WHAT YOU WILL DO: Extract each line of the records below that contains the word "следующим".

[Rows from a dataset]
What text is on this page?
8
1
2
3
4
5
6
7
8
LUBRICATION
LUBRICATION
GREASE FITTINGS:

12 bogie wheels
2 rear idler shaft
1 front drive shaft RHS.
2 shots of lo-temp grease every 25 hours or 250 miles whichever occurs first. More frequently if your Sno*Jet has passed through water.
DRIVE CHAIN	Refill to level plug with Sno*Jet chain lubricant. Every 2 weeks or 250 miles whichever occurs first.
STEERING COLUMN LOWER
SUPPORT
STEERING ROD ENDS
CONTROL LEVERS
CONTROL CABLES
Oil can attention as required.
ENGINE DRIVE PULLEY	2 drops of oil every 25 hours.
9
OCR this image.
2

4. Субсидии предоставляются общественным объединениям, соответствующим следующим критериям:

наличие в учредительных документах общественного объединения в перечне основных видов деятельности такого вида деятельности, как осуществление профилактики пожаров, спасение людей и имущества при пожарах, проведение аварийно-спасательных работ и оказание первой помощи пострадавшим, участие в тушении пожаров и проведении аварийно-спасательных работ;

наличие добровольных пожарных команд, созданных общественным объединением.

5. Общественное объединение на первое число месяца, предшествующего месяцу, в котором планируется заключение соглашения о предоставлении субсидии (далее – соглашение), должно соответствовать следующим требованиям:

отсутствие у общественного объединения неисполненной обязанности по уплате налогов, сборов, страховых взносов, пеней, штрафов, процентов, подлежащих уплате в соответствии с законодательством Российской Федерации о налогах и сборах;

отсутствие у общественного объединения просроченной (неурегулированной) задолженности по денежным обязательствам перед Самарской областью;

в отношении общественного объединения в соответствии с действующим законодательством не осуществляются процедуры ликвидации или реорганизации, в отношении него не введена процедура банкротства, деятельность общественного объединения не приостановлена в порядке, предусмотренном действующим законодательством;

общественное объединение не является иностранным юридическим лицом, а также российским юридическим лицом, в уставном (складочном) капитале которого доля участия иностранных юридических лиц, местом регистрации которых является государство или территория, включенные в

RESPONSE TO THIS EXERCISE:
4. Субсидии предоставляются общественным объединениям, соответствующим следующим критериям:
5. Общественное объединение на первое число месяца, предшествующего месяцу, в котором планируется заключение соглашения о предоставлении субсидии (далее – соглашение), должно соответствовать следующим требованиям:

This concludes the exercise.